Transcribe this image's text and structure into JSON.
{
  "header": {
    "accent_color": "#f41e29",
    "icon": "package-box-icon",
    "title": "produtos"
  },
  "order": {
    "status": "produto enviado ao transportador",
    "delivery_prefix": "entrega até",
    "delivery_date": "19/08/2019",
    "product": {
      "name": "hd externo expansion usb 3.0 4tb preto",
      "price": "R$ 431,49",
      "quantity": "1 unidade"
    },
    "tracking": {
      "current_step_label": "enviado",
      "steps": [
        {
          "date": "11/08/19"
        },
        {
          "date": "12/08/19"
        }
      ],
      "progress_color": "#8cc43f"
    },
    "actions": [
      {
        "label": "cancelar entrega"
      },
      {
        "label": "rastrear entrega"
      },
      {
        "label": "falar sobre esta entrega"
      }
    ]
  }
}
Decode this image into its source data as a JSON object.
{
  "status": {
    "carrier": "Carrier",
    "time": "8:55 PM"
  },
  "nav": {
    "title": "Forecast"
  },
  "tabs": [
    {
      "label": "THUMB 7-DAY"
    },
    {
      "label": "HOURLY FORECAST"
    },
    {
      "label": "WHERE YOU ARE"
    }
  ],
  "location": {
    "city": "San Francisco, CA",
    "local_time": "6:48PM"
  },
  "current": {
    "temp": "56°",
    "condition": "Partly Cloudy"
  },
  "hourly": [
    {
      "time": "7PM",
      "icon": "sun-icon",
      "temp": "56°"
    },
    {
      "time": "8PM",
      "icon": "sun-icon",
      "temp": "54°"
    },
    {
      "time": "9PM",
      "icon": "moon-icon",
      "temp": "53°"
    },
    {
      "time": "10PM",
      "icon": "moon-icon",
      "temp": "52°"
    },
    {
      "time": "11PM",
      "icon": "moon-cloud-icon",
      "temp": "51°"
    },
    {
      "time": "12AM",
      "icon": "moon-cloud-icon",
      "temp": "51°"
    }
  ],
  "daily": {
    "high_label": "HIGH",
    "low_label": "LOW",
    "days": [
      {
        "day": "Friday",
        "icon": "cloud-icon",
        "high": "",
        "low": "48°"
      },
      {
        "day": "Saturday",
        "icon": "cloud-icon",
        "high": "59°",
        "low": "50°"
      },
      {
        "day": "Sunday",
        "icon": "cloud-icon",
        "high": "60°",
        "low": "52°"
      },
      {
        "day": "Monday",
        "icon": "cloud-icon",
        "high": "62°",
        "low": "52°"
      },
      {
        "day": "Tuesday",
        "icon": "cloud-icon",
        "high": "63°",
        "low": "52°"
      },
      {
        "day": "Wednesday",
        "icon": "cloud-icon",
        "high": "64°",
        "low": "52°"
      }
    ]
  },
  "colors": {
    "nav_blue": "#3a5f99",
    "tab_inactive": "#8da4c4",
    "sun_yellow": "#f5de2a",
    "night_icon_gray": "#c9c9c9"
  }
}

● ● ● ● ●

Task instructions
Select from the material above each line in which the string "JSON" appears, and list those lines.

Exercise answer
Transcribe this image's text and structure into JSON.
Decode this image into its source data as a JSON object.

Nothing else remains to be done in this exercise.